Return the records exactly as they are.

#### Data

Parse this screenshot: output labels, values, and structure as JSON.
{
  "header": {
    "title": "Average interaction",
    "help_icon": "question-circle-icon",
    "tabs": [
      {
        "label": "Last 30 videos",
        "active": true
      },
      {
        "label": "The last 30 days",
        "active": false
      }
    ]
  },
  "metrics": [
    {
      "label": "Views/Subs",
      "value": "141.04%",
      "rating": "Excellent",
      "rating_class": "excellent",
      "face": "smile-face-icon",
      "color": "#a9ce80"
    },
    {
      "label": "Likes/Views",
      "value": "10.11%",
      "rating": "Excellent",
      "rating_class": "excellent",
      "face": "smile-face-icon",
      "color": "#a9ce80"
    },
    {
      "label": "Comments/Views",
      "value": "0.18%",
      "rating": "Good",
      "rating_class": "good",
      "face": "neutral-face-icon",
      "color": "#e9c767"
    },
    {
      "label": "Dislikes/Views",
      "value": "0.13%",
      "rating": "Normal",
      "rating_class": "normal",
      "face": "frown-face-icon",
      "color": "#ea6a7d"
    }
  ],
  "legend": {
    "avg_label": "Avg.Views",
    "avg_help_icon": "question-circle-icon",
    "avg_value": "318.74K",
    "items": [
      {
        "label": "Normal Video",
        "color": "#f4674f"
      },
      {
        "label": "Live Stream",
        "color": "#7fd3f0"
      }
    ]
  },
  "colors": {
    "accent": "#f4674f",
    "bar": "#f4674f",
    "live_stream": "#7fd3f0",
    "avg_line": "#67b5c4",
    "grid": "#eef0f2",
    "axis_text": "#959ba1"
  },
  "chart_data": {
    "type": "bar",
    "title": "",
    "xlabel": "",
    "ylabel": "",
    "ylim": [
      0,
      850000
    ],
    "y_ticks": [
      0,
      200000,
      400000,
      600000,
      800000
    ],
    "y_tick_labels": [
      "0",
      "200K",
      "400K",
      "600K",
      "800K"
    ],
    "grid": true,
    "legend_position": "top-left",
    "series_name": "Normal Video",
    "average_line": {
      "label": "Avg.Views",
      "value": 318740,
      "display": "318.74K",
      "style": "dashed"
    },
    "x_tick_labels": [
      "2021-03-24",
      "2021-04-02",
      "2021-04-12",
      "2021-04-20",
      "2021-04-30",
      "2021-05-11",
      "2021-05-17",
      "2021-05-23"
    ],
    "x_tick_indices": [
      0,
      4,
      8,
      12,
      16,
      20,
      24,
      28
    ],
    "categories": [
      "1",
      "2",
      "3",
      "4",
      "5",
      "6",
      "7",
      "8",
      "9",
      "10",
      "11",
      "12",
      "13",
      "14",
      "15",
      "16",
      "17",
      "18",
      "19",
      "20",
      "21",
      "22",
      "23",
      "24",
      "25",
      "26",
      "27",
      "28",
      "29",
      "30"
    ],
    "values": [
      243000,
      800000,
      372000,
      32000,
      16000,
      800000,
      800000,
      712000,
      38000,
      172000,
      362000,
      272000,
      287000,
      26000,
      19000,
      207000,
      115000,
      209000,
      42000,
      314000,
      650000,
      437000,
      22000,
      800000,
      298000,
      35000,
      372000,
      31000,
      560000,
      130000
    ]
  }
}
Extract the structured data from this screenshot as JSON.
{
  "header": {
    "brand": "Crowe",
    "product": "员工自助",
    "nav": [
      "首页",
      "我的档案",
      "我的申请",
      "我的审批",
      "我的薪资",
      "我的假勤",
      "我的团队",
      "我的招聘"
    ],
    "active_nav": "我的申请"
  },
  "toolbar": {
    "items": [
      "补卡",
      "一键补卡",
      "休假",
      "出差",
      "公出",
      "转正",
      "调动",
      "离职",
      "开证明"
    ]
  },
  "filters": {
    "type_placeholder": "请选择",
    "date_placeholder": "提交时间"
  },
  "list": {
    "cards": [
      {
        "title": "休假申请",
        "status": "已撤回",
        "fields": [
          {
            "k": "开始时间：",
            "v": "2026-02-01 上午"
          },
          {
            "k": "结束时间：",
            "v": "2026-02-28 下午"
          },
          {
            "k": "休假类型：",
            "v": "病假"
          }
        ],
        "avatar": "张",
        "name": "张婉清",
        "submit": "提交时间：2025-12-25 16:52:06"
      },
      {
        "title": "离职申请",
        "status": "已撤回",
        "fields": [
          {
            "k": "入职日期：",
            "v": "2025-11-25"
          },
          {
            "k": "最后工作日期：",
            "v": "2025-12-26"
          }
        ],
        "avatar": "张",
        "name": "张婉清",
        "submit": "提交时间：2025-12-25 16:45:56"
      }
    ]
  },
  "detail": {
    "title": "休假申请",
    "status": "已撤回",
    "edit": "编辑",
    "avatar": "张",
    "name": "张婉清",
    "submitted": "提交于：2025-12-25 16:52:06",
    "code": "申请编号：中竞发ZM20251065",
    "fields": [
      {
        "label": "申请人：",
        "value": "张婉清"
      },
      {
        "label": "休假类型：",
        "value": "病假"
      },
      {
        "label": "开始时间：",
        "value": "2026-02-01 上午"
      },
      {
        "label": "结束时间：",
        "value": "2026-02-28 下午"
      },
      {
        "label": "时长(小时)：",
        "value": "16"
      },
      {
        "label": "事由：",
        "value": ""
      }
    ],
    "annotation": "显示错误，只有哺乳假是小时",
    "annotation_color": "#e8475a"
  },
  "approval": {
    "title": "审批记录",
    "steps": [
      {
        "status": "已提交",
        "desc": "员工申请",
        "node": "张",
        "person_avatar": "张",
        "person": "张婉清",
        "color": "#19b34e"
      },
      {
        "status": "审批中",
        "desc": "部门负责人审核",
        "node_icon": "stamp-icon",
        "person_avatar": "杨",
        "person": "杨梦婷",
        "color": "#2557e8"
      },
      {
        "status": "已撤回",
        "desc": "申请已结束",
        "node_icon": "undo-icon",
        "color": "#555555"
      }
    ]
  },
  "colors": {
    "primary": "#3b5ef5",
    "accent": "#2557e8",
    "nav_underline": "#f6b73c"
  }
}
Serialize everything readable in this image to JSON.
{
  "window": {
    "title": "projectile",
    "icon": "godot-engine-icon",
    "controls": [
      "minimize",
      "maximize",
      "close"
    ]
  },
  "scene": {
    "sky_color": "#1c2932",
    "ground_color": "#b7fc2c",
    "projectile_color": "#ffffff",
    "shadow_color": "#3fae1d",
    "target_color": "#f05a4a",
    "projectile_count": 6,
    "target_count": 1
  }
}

########

Answer to the problem:
Parse this screenshot: output labels, values, and structure as JSON.
{
  "header": {
    "title": "Average interaction",
    "help_icon": "question-circle-icon",
    "tabs": [
      {
        "label": "Last 30 videos",
        "active": true
      },
      {
        "label": "The last 30 days",
        "active": false
      }
    ]
  },
  "metrics": [
    {
      "label": "Views/Subs",
      "value": "141.04%",
      "rating": "Excellent",
      "rating_class": "excellent",
      "face": "smile-face-icon",
      "color": "#a9ce80"
    },
    {
      "label": "Likes/Views",
      "value": "10.11%",
      "rating": "Excellent",
      "rating_class": "excellent",
      "face": "smile-face-icon",
      "color": "#a9ce80"
    },
    {
      "label": "Comments/Views",
      "value": "0.18%",
      "rating": "Good",
      "rating_class": "good",
      "face": "neutral-face-icon",
      "color": "#e9c767"
    },
    {
      "label": "Dislikes/Views",
      "value": "0.13%",
      "rating": "Normal",
      "rating_class": "normal",
      "face": "frown-face-icon",
      "color": "#ea6a7d"
    }
  ],
  "legend": {
    "avg_label": "Avg.Views",
    "avg_help_icon": "question-circle-icon",
    "avg_value": "318.74K",
    "items": [
      {
        "label": "Normal Video",
        "color": "#f4674f"
      },
      {
        "label": "Live Stream",
        "color": "#7fd3f0"
      }
    ]
  },
  "colors": {
    "accent": "#f4674f",
    "bar": "#f4674f",
    "live_stream": "#7fd3f0",
    "avg_line": "#67b5c4",
    "grid": "#eef0f2",
    "axis_text": "#959ba1"
  },
  "chart_data": {
    "type": "bar",
    "title": "",
    "xlabel": "",
    "ylabel": "",
    "ylim": [
      0,
      850000
    ],
    "y_ticks": [
      0,
      200000,
      400000,
      600000,
      800000
    ],
    "y_tick_labels": [
      "0",
      "200K",
      "400K",
      "600K",
      "800K"
    ],
    "grid": true,
    "legend_position": "top-left",
    "series_name": "Normal Video",
    "average_line": {
      "label": "Avg.Views",
      "value": 318740,
      "display": "318.74K",
      "style": "dashed"
    },
    "x_tick_labels": [
      "2021-03-24",
      "2021-04-02",
      "2021-04-12",
      "2021-04-20",
      "2021-04-30",
      "2021-05-11",
      "2021-05-17",
      "2021-05-23"
    ],
    "x_tick_indices": [
      0,
      4,
      8,
      12,
      16,
      20,
      24,
      28
    ],
    "categories": [
      "1",
      "2",
      "3",
      "4",
      "5",
      "6",
      "7",
      "8",
      "9",
      "10",
      "11",
      "12",
      "13",
      "14",
      "15",
      "16",
      "17",
      "18",
      "19",
      "20",
      "21",
      "22",
      "23",
      "24",
      "25",
      "26",
      "27",
      "28",
      "29",
      "30"
    ],
    "values": [
      243000,
      800000,
      372000,
      32000,
      16000,
      800000,
      800000,
      712000,
      38000,
      172000,
      362000,
      272000,
      287000,
      26000,
      19000,
      207000,
      115000,
      209000,
      42000,
      314000,
      650000,
      437000,
      22000,
      800000,
      298000,
      35000,
      372000,
      31000,
      560000,
      130000
    ]
  }
}
Extract the structured data from this screenshot as JSON.
{
  "header": {
    "brand": "Crowe",
    "product": "员工自助",
    "nav": [
      "首页",
      "我的档案",
      "我的申请",
      "我的审批",
      "我的薪资",
      "我的假勤",
      "我的团队",
      "我的招聘"
    ],
    "active_nav": "我的申请"
  },
  "toolbar": {
    "items": [
      "补卡",
      "一键补卡",
      "休假",
      "出差",
      "公出",
      "转正",
      "调动",
      "离职",
      "开证明"
    ]
  },
  "filters": {
    "type_placeholder": "请选择",
    "date_placeholder": "提交时间"
  },
  "list": {
    "cards": [
      {
        "title": "休假申请",
        "status": "已撤回",
        "fields": [
          {
            "k": "开始时间：",
            "v": "2026-02-01 上午"
          },
          {
            "k": "结束时间：",
            "v": "2026-02-28 下午"
          },
          {
            "k": "休假类型：",
            "v": "病假"
          }
        ],
        "avatar": "张",
        "name": "张婉清",
        "submit": "提交时间：2025-12-25 16:52:06"
      },
      {
        "title": "离职申请",
        "status": "已撤回",
        "fields": [
          {
            "k": "入职日期：",
            "v": "2025-11-25"
          },
          {
            "k": "最后工作日期：",
            "v": "2025-12-26"
          }
        ],
        "avatar": "张",
        "name": "张婉清",
        "submit": "提交时间：2025-12-25 16:45:56"
      }
    ]
  },
  "detail": {
    "title": "休假申请",
    "status": "已撤回",
    "edit": "编辑",
    "avatar": "张",
    "name": "张婉清",
    "submitted": "提交于：2025-12-25 16:52:06",
    "code": "申请编号：中竞发ZM20251065",
    "fields": [
      {
        "label": "申请人：",
        "value": "张婉清"
      },
      {
        "label": "休假类型：",
        "value": "病假"
      },
      {
        "label": "开始时间：",
        "value": "2026-02-01 上午"
      },
      {
        "label": "结束时间：",
        "value": "2026-02-28 下午"
      },
      {
        "label": "时长(小时)：",
        "value": "16"
      },
      {
        "label": "事由：",
        "value": ""
      }
    ],
    "annotation": "显示错误，只有哺乳假是小时",
    "annotation_color": "#e8475a"
  },
  "approval": {
    "title": "审批记录",
    "steps": [
      {
        "status": "已提交",
        "desc": "员工申请",
        "node": "张",
        "person_avatar": "张",
        "person": "张婉清",
        "color": "#19b34e"
      },
      {
        "status": "审批中",
        "desc": "部门负责人审核",
        "node_icon": "stamp-icon",
        "person_avatar": "杨",
        "person": "杨梦婷",
        "color": "#2557e8"
      },
      {
        "status": "已撤回",
        "desc": "申请已结束",
        "node_icon": "undo-icon",
        "color": "#555555"
      }
    ]
  },
  "colors": {
    "primary": "#3b5ef5",
    "accent": "#2557e8",
    "nav_underline": "#f6b73c"
  }
}
Serialize everything readable in this image to JSON.
{
  "window": {
    "title": "projectile",
    "icon": "godot-engine-icon",
    "controls": [
      "minimize",
      "maximize",
      "close"
    ]
  },
  "scene": {
    "sky_color": "#1c2932",
    "ground_color": "#b7fc2c",
    "projectile_color": "#ffffff",
    "shadow_color": "#3fae1d",
    "target_color": "#f05a4a",
    "projectile_count": 6,
    "target_count": 1
  }
}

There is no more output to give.